[Items from a data source]
▬▬▬▬▬▬

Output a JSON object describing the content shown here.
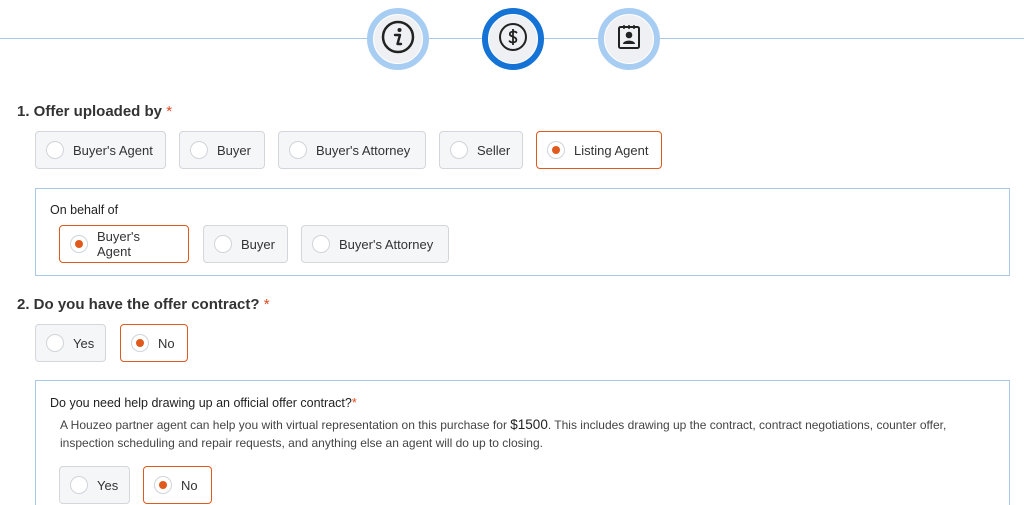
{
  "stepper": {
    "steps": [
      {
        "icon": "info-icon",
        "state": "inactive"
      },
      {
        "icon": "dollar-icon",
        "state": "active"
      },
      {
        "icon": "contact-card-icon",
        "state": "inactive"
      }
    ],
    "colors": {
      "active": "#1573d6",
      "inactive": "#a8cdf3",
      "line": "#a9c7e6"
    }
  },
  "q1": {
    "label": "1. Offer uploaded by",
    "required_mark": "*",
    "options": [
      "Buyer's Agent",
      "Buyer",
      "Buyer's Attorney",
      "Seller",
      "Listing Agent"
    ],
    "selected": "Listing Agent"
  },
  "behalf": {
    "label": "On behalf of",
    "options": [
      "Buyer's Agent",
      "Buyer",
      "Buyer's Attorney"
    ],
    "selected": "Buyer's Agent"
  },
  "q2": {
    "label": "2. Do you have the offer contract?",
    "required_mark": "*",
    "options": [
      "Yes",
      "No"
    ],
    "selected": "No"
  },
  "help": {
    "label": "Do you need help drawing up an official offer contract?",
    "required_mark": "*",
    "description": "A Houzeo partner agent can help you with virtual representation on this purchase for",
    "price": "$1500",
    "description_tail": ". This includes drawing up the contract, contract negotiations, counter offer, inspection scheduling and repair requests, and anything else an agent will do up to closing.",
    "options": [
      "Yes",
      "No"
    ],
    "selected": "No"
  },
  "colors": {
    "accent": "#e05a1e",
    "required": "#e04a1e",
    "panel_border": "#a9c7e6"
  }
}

▬▬▬▬▬▬

• **What the task requires**
Copy every line of the data word for word, omitting the images.

• **The completed task**
Output a JSON object describing the content shown here.
{
  "stepper": {
    "steps": [
      {
        "icon": "info-icon",
        "state": "inactive"
      },
      {
        "icon": "dollar-icon",
        "state": "active"
      },
      {
        "icon": "contact-card-icon",
        "state": "inactive"
      }
    ],
    "colors": {
      "active": "#1573d6",
      "inactive": "#a8cdf3",
      "line": "#a9c7e6"
    }
  },
  "q1": {
    "label": "1. Offer uploaded by",
    "required_mark": "*",
    "options": [
      "Buyer's Agent",
      "Buyer",
      "Buyer's Attorney",
      "Seller",
      "Listing Agent"
    ],
    "selected": "Listing Agent"
  },
  "behalf": {
    "label": "On behalf of",
    "options": [
      "Buyer's Agent",
      "Buyer",
      "Buyer's Attorney"
    ],
    "selected": "Buyer's Agent"
  },
  "q2": {
    "label": "2. Do you have the offer contract?",
    "required_mark": "*",
    "options": [
      "Yes",
      "No"
    ],
    "selected": "No"
  },
  "help": {
    "label": "Do you need help drawing up an official offer contract?",
    "required_mark": "*",
    "description": "A Houzeo partner agent can help you with virtual representation on this purchase for",
    "price": "$1500",
    "description_tail": ". This includes drawing up the contract, contract negotiations, counter offer, inspection scheduling and repair requests, and anything else an agent will do up to closing.",
    "options": [
      "Yes",
      "No"
    ],
    "selected": "No"
  },
  "colors": {
    "accent": "#e05a1e",
    "required": "#e04a1e",
    "panel_border": "#a9c7e6"
  }
}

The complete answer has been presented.